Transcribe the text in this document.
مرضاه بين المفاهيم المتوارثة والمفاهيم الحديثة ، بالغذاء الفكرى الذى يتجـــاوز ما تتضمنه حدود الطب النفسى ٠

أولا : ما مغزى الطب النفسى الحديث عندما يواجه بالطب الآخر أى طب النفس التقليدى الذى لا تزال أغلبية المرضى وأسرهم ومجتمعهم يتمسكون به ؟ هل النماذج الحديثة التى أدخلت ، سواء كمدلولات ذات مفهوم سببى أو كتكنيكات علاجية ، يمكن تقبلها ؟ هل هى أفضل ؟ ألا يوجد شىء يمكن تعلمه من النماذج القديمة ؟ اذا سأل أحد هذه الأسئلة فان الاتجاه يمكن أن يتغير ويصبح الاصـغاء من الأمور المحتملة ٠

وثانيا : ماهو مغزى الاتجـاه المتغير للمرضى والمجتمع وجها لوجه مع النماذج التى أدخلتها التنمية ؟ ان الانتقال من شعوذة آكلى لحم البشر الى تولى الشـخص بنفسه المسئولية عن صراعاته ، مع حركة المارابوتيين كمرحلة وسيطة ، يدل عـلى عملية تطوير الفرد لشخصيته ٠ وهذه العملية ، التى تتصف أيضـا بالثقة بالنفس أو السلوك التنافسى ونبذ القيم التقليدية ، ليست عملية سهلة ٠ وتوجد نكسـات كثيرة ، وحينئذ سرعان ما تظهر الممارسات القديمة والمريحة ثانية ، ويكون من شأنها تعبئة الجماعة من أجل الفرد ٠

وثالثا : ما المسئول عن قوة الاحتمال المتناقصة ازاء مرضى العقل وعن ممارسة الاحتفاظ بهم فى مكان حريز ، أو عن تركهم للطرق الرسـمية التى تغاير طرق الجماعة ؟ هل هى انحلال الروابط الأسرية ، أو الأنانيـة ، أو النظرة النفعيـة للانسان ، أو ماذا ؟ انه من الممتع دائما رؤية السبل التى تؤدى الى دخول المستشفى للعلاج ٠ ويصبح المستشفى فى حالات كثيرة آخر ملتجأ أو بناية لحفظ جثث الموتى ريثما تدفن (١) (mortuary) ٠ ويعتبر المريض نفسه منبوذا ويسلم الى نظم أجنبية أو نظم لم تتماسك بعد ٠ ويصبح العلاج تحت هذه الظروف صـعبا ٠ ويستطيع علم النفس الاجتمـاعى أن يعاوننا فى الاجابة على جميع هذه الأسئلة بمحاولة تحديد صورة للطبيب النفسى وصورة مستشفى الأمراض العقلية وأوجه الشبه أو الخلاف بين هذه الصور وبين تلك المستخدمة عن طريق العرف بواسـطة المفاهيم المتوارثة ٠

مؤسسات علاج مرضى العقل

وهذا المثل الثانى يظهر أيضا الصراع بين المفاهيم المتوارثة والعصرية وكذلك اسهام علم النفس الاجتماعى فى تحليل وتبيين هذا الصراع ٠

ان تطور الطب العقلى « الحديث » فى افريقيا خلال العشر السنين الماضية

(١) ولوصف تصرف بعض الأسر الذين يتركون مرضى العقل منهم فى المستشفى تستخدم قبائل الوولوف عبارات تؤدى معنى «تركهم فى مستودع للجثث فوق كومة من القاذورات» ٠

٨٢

========================================================================

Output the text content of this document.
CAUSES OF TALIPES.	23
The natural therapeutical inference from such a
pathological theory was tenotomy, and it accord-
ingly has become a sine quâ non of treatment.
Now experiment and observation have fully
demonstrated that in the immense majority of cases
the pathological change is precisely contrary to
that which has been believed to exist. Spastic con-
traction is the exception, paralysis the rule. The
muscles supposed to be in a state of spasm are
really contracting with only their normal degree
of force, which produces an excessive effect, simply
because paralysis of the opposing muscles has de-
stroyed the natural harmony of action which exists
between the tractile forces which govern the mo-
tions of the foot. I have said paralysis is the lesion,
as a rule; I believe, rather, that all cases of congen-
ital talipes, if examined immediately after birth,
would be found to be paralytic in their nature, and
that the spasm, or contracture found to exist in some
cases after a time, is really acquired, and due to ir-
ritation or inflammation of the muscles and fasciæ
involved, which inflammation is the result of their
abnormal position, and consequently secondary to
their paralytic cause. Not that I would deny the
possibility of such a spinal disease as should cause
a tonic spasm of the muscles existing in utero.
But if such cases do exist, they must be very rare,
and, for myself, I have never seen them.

========================================================================

● **DIRECTION**
Some lines of the records may hold the word "cases". How many do? Answer with a number and nothing else.

● **THE REPLY**
4